» **WHAT THE TASK REQUIRES**
Go over the listing below line by line and tally those containing "label". Give only the tally.

» **DATASET EXTRACT**
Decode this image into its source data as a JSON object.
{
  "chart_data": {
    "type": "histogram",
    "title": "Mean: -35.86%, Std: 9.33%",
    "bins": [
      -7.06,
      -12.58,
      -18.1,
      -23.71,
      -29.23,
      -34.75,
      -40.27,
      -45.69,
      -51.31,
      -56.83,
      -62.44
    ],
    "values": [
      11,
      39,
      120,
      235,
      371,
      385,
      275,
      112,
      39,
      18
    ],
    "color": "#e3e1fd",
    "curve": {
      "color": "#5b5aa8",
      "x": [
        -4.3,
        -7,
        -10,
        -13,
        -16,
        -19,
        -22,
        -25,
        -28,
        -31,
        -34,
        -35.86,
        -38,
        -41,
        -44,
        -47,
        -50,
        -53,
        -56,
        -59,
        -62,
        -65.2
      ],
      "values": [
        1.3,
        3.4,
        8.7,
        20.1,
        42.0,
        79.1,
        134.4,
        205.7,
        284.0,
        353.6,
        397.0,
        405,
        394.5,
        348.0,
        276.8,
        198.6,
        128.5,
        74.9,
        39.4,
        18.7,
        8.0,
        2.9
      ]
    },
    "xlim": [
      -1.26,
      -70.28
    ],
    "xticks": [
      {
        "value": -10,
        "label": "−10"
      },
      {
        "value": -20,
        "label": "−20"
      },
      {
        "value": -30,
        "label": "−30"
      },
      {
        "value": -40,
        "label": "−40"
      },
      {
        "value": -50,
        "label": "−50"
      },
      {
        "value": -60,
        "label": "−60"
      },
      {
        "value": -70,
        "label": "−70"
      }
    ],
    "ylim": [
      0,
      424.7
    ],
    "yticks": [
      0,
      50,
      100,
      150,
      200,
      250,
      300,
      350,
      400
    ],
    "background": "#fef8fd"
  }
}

» **TASK ANSWER**
7